Extracts from a graphics dataset:
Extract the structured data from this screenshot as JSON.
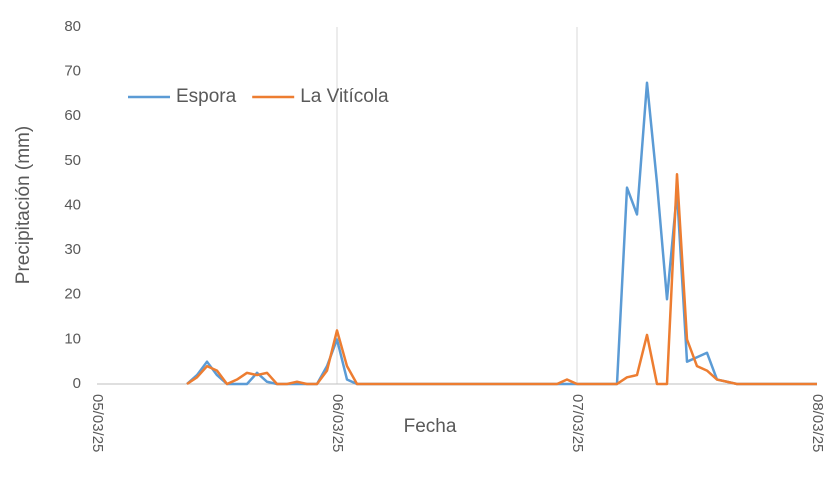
{
  "chart_data": {
    "type": "line",
    "x_label": "Fecha",
    "y_label": "Precipitación (mm)",
    "x": [
      9,
      10,
      11,
      12,
      13,
      14,
      15,
      16,
      17,
      18,
      19,
      20,
      21,
      22,
      23,
      24,
      25,
      26,
      46,
      47,
      48,
      52,
      53,
      54,
      55,
      56,
      57,
      58,
      59,
      60,
      61,
      62,
      63,
      64,
      72
    ],
    "series": [
      {
        "name": "Espora",
        "color": "#5b9bd5",
        "values": [
          0,
          2,
          5,
          2,
          0,
          0,
          0,
          2.5,
          0.5,
          0,
          0,
          0,
          0,
          0,
          4,
          10,
          1,
          0,
          0,
          0,
          0,
          0,
          44,
          38,
          67.5,
          45,
          19,
          43,
          5,
          6,
          7,
          1,
          0.5,
          0,
          0
        ]
      },
      {
        "name": "La Vitícola",
        "color": "#ed7d31",
        "values": [
          0,
          1.5,
          4,
          3,
          0,
          1,
          2.5,
          2,
          2.5,
          0,
          0,
          0.5,
          0,
          0,
          3,
          12,
          4,
          0,
          0,
          1,
          0,
          0,
          1.5,
          2,
          11,
          0,
          0,
          47,
          10,
          4,
          3,
          1,
          0.5,
          0,
          0
        ]
      }
    ],
    "xlim": [
      0,
      72
    ],
    "xticks": [
      {
        "value": 0,
        "label": "05/03/25"
      },
      {
        "value": 24,
        "label": "06/03/25"
      },
      {
        "value": 48,
        "label": "07/03/25"
      },
      {
        "value": 72,
        "label": "08/03/25"
      }
    ],
    "ylim": [
      0,
      80
    ],
    "yticks": [
      0,
      10,
      20,
      30,
      40,
      50,
      60,
      70,
      80
    ],
    "grid": "x",
    "legend": "upper left"
  }
}
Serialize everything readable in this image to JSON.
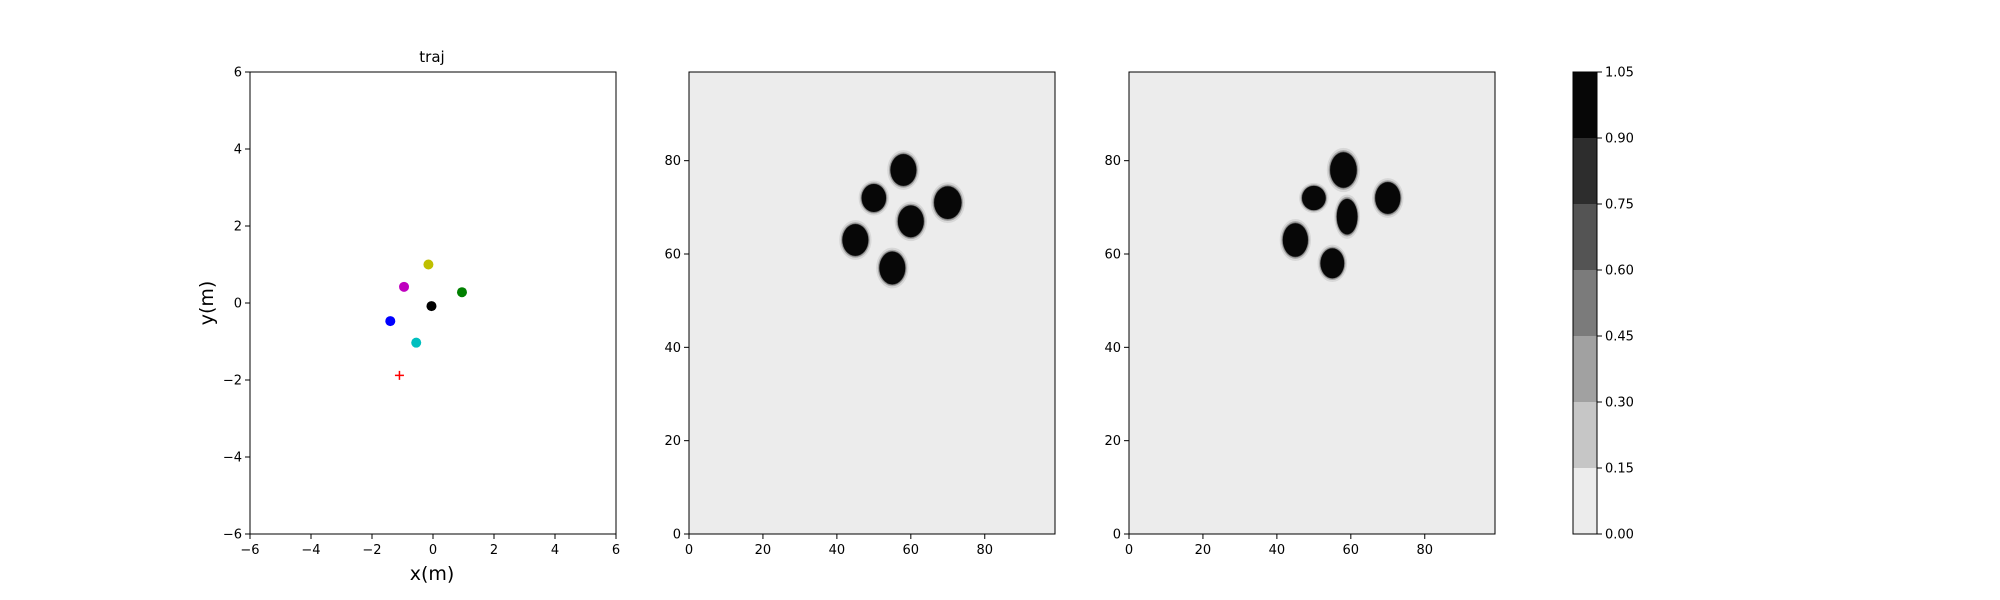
{
  "chart_data": [
    {
      "type": "scatter",
      "title": "traj",
      "xlabel": "x(m)",
      "ylabel": "y(m)",
      "xlim": [
        -6,
        6
      ],
      "ylim": [
        -6,
        6
      ],
      "xticks": [
        "−6",
        "−4",
        "−2",
        "0",
        "2",
        "4",
        "6"
      ],
      "yticks": [
        "−6",
        "−4",
        "−2",
        "0",
        "2",
        "4",
        "6"
      ],
      "grid": false,
      "points": [
        {
          "x": -0.15,
          "y": 1.0,
          "color": "#bfbf00",
          "marker": "circle"
        },
        {
          "x": -0.95,
          "y": 0.42,
          "color": "#bf00bf",
          "marker": "circle"
        },
        {
          "x": 0.95,
          "y": 0.28,
          "color": "#008000",
          "marker": "circle"
        },
        {
          "x": -0.05,
          "y": -0.08,
          "color": "#000000",
          "marker": "circle"
        },
        {
          "x": -1.4,
          "y": -0.47,
          "color": "#0000ff",
          "marker": "circle"
        },
        {
          "x": -0.55,
          "y": -1.03,
          "color": "#00bfbf",
          "marker": "circle"
        },
        {
          "x": -1.1,
          "y": -1.88,
          "color": "#ff0000",
          "marker": "plus"
        }
      ]
    },
    {
      "type": "heatmap",
      "xlim": [
        0,
        99
      ],
      "ylim": [
        0,
        99
      ],
      "xticks": [
        "0",
        "20",
        "40",
        "60",
        "80"
      ],
      "yticks": [
        "0",
        "20",
        "40",
        "60",
        "80"
      ],
      "background_value": 0.05,
      "blobs": [
        {
          "x": 58,
          "y": 78,
          "rx": 3.5,
          "ry": 3.4,
          "value": 1.0
        },
        {
          "x": 50,
          "y": 72,
          "rx": 3.3,
          "ry": 3.0,
          "value": 1.0
        },
        {
          "x": 70,
          "y": 71,
          "rx": 3.7,
          "ry": 3.5,
          "value": 1.0
        },
        {
          "x": 60,
          "y": 67,
          "rx": 3.5,
          "ry": 3.4,
          "value": 1.0
        },
        {
          "x": 45,
          "y": 63,
          "rx": 3.5,
          "ry": 3.4,
          "value": 1.0
        },
        {
          "x": 55,
          "y": 57,
          "rx": 3.5,
          "ry": 3.5,
          "value": 1.0
        }
      ]
    },
    {
      "type": "heatmap",
      "xlim": [
        0,
        99
      ],
      "ylim": [
        0,
        99
      ],
      "xticks": [
        "0",
        "20",
        "40",
        "60",
        "80"
      ],
      "yticks": [
        "0",
        "20",
        "40",
        "60",
        "80"
      ],
      "background_value": 0.05,
      "blobs": [
        {
          "x": 58,
          "y": 78,
          "rx": 3.6,
          "ry": 3.8,
          "value": 1.0
        },
        {
          "x": 50,
          "y": 72,
          "rx": 3.2,
          "ry": 2.6,
          "value": 0.95
        },
        {
          "x": 70,
          "y": 72,
          "rx": 3.4,
          "ry": 3.4,
          "value": 1.0
        },
        {
          "x": 59,
          "y": 68,
          "rx": 2.8,
          "ry": 3.8,
          "value": 0.95
        },
        {
          "x": 45,
          "y": 63,
          "rx": 3.4,
          "ry": 3.6,
          "value": 1.0
        },
        {
          "x": 55,
          "y": 58,
          "rx": 3.2,
          "ry": 3.2,
          "value": 1.0
        }
      ]
    }
  ],
  "colorbar": {
    "levels": [
      "0.00",
      "0.15",
      "0.30",
      "0.45",
      "0.60",
      "0.75",
      "0.90",
      "1.05"
    ],
    "colors": [
      "#ececec",
      "#c6c6c6",
      "#a1a1a1",
      "#7b7b7b",
      "#545454",
      "#2d2d2d",
      "#070707"
    ]
  }
}
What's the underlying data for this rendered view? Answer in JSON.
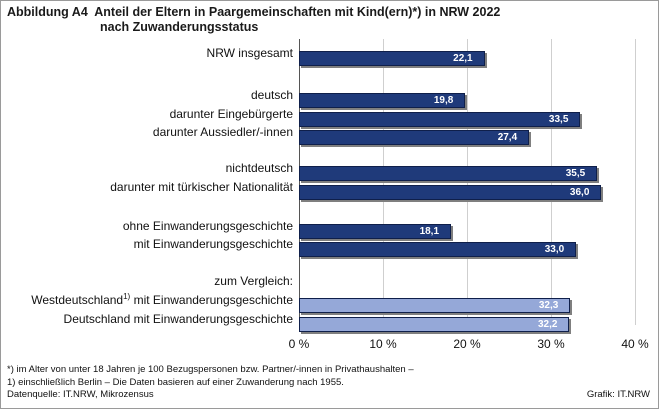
{
  "title": {
    "line1": "Abbildung A4  Anteil der Eltern in Paargemeinschaften mit Kind(ern)*) in NRW 2022",
    "line2": "nach Zuwanderungsstatus"
  },
  "colors": {
    "bar_dark": "#1f3a7a",
    "bar_light": "#95a8d8",
    "border": "#0f1f4a"
  },
  "chart_data": {
    "type": "bar",
    "orientation": "horizontal",
    "xlim": [
      0,
      40
    ],
    "ticks": [
      0,
      10,
      20,
      30,
      40
    ],
    "tick_labels": [
      "0 %",
      "10 %",
      "20 %",
      "30 %",
      "40 %"
    ],
    "grid": true,
    "categories": [
      "NRW insgesamt",
      "deutsch",
      "darunter Eingebürgerte",
      "darunter Aussiedler/-innen",
      "nichtdeutsch",
      "darunter mit türkischer Nationalität",
      "ohne Einwanderungsgeschichte",
      "mit Einwanderungsgeschichte",
      "Westdeutschland1) mit Einwanderungsgeschichte",
      "Deutschland mit Einwanderungsgeschichte"
    ],
    "values": [
      22.1,
      19.8,
      33.5,
      27.4,
      35.5,
      36.0,
      18.1,
      33.0,
      32.3,
      32.2
    ],
    "value_labels": [
      "22,1",
      "19,8",
      "33,5",
      "27,4",
      "35,5",
      "36,0",
      "18,1",
      "33,0",
      "32,3",
      "32,2"
    ],
    "comparison_heading": "zum Vergleich:"
  },
  "rows": [
    {
      "label": "NRW insgesamt"
    },
    {
      "label": "deutsch"
    },
    {
      "label": "darunter Eingebürgerte"
    },
    {
      "label": "darunter Aussiedler/-innen"
    },
    {
      "label": "nichtdeutsch"
    },
    {
      "label": "darunter mit türkischer Nationalität"
    },
    {
      "label": "ohne Einwanderungsgeschichte"
    },
    {
      "label": "mit Einwanderungsgeschichte"
    },
    {
      "label_pre": "Westdeutschland",
      "label_sup": "1)",
      "label_post": " mit Einwanderungsgeschichte"
    },
    {
      "label": "Deutschland mit Einwanderungsgeschichte"
    }
  ],
  "footnotes": {
    "note1": "*) im Alter von unter 18 Jahren je 100 Bezugspersonen bzw. Partner/-innen in Privathaushalten –",
    "note2": "1) einschließlich Berlin – Die Daten basieren auf einer Zuwanderung nach 1955.",
    "source": "Datenquelle:  IT.NRW,  Mikrozensus",
    "credit": "Grafik: IT.NRW"
  }
}
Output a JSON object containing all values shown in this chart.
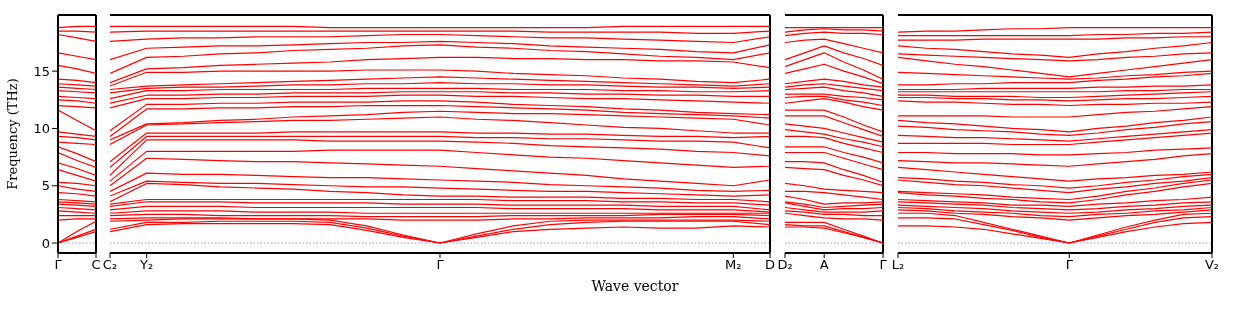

_TO BE DONE:_
Pull out each line of the entries that contains "ohne".

_RESULT FOR THIS EXERCISE:_
      "ohne Einwanderungsgeschichte",
      "label": "ohne Einwanderungsgeschichte"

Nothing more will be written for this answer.